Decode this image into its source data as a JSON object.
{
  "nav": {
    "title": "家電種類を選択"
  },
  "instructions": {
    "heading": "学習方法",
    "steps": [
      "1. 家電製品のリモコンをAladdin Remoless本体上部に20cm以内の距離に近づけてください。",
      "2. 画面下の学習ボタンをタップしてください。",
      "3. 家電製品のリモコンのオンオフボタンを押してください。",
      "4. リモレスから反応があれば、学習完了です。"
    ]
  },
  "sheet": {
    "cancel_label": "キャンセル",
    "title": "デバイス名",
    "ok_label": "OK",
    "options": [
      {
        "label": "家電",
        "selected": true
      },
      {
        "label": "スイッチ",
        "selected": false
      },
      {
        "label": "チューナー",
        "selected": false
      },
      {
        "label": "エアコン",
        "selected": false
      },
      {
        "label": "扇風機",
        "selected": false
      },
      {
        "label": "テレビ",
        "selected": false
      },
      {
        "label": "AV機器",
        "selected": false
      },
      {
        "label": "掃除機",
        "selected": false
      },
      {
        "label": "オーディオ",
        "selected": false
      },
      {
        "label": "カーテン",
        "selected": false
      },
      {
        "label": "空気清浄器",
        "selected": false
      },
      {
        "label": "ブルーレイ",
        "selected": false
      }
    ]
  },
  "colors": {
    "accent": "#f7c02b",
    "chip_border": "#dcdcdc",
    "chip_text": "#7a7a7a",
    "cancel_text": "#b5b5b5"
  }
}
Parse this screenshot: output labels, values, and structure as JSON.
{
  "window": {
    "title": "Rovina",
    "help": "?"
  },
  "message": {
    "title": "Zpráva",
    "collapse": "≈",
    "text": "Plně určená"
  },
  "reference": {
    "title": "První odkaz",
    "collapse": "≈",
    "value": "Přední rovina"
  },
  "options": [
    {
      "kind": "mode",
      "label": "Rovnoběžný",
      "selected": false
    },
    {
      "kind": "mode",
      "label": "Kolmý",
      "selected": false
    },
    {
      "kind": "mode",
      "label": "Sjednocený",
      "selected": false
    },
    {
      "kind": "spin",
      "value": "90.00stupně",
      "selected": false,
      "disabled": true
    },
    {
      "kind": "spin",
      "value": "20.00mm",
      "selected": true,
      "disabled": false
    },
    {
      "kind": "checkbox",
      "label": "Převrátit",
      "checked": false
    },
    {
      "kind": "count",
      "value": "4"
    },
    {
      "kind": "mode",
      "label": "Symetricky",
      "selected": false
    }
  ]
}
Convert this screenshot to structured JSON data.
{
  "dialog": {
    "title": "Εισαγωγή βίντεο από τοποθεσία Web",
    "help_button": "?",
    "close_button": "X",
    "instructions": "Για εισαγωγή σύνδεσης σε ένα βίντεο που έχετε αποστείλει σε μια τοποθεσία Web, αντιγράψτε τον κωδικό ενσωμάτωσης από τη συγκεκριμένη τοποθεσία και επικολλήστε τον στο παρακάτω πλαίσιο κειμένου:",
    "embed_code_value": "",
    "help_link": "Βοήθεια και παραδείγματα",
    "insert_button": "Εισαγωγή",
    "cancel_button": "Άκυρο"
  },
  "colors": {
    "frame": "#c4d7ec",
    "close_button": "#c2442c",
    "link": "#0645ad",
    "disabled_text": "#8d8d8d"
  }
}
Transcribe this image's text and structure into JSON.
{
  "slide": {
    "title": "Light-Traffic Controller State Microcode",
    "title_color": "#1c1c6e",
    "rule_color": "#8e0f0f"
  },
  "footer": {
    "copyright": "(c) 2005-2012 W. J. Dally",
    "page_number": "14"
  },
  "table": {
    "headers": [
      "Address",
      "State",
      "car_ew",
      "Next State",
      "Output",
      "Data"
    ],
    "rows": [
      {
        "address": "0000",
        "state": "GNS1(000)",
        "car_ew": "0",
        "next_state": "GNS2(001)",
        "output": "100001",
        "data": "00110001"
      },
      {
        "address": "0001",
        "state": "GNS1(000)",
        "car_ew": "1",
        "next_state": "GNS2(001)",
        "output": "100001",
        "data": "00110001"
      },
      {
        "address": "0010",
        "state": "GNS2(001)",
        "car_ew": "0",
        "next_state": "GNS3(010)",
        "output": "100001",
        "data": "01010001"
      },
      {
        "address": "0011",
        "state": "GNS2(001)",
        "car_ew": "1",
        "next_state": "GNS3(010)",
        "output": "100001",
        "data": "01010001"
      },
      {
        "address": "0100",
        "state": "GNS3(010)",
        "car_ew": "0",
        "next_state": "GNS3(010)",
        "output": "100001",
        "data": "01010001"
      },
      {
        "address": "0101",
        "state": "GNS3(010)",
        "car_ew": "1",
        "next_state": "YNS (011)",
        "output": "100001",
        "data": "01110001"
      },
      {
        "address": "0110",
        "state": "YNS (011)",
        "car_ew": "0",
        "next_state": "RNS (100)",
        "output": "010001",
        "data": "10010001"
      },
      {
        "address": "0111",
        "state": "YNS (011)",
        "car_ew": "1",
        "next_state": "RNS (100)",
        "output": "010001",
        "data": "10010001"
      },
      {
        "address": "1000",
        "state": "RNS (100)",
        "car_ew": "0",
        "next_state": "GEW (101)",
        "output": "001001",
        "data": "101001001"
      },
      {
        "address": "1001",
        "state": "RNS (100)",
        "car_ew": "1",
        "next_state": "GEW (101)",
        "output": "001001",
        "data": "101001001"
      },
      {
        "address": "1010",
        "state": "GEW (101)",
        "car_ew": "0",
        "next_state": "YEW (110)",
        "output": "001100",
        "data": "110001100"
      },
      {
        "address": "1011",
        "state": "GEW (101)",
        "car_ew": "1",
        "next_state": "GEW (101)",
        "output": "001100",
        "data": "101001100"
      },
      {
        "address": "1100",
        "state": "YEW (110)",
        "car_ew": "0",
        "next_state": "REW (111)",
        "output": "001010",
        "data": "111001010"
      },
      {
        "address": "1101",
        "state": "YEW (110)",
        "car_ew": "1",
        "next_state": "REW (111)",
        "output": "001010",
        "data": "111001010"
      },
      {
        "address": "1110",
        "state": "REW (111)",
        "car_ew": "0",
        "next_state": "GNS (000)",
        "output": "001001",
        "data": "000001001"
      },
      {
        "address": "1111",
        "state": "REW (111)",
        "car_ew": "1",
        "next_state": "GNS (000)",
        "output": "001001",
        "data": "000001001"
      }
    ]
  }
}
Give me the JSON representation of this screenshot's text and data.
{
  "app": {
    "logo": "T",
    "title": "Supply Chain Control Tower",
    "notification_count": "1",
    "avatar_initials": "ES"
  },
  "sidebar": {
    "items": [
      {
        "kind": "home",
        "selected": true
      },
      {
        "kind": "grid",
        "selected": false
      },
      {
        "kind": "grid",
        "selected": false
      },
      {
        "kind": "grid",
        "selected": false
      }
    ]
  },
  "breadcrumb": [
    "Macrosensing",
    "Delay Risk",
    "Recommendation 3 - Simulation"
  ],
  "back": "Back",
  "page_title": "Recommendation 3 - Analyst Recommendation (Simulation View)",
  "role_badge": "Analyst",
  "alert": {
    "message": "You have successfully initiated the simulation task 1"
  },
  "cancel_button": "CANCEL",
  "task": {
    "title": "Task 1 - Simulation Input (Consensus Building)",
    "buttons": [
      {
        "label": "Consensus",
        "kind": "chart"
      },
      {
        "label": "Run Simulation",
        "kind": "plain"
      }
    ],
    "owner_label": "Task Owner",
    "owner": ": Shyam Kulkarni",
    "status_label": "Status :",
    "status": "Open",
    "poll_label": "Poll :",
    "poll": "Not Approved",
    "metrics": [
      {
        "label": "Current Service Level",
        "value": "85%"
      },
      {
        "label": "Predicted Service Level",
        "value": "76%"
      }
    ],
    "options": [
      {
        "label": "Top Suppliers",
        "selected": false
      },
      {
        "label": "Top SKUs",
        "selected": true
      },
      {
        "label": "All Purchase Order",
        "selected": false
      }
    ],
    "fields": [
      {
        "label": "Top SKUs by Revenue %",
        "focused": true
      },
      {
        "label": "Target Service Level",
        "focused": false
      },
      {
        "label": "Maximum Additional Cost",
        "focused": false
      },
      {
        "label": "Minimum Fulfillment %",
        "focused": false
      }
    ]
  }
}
------
Please list every line of the records that contains "into".

Decode this image into its source data as a JSON object.
Transcribe this image's text and structure into JSON.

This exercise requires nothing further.